§ **Figure record extracts**

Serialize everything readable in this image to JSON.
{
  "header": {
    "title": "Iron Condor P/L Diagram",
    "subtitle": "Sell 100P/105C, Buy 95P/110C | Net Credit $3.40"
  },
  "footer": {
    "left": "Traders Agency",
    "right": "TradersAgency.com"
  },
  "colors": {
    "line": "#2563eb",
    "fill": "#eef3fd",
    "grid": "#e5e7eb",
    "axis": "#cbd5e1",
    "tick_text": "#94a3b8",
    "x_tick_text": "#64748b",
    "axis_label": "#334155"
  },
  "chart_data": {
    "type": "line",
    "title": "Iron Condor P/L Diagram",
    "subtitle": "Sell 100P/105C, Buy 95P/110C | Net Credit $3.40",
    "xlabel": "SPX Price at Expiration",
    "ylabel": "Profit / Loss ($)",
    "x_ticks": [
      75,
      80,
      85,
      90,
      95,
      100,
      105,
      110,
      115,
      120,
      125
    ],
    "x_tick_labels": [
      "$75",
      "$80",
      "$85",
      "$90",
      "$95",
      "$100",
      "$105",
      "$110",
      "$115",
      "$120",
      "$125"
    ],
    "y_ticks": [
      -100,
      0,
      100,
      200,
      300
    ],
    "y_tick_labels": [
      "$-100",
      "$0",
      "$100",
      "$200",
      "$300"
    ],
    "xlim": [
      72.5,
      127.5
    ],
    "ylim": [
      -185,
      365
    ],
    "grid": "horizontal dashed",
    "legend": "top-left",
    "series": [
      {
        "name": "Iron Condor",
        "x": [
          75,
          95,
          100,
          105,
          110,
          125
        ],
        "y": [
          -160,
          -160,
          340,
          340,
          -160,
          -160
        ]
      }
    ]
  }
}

§ **To do**
Without leaving anything out, give the entries again exactly.

§ **Solution for this task**
Serialize everything readable in this image to JSON.
{
  "header": {
    "title": "Iron Condor P/L Diagram",
    "subtitle": "Sell 100P/105C, Buy 95P/110C | Net Credit $3.40"
  },
  "footer": {
    "left": "Traders Agency",
    "right": "TradersAgency.com"
  },
  "colors": {
    "line": "#2563eb",
    "fill": "#eef3fd",
    "grid": "#e5e7eb",
    "axis": "#cbd5e1",
    "tick_text": "#94a3b8",
    "x_tick_text": "#64748b",
    "axis_label": "#334155"
  },
  "chart_data": {
    "type": "line",
    "title": "Iron Condor P/L Diagram",
    "subtitle": "Sell 100P/105C, Buy 95P/110C | Net Credit $3.40",
    "xlabel": "SPX Price at Expiration",
    "ylabel": "Profit / Loss ($)",
    "x_ticks": [
      75,
      80,
      85,
      90,
      95,
      100,
      105,
      110,
      115,
      120,
      125
    ],
    "x_tick_labels": [
      "$75",
      "$80",
      "$85",
      "$90",
      "$95",
      "$100",
      "$105",
      "$110",
      "$115",
      "$120",
      "$125"
    ],
    "y_ticks": [
      -100,
      0,
      100,
      200,
      300
    ],
    "y_tick_labels": [
      "$-100",
      "$0",
      "$100",
      "$200",
      "$300"
    ],
    "xlim": [
      72.5,
      127.5
    ],
    "ylim": [
      -185,
      365
    ],
    "grid": "horizontal dashed",
    "legend": "top-left",
    "series": [
      {
        "name": "Iron Condor",
        "x": [
          75,
          95,
          100,
          105,
          110,
          125
        ],
        "y": [
          -160,
          -160,
          340,
          340,
          -160,
          -160
        ]
      }
    ]
  }
}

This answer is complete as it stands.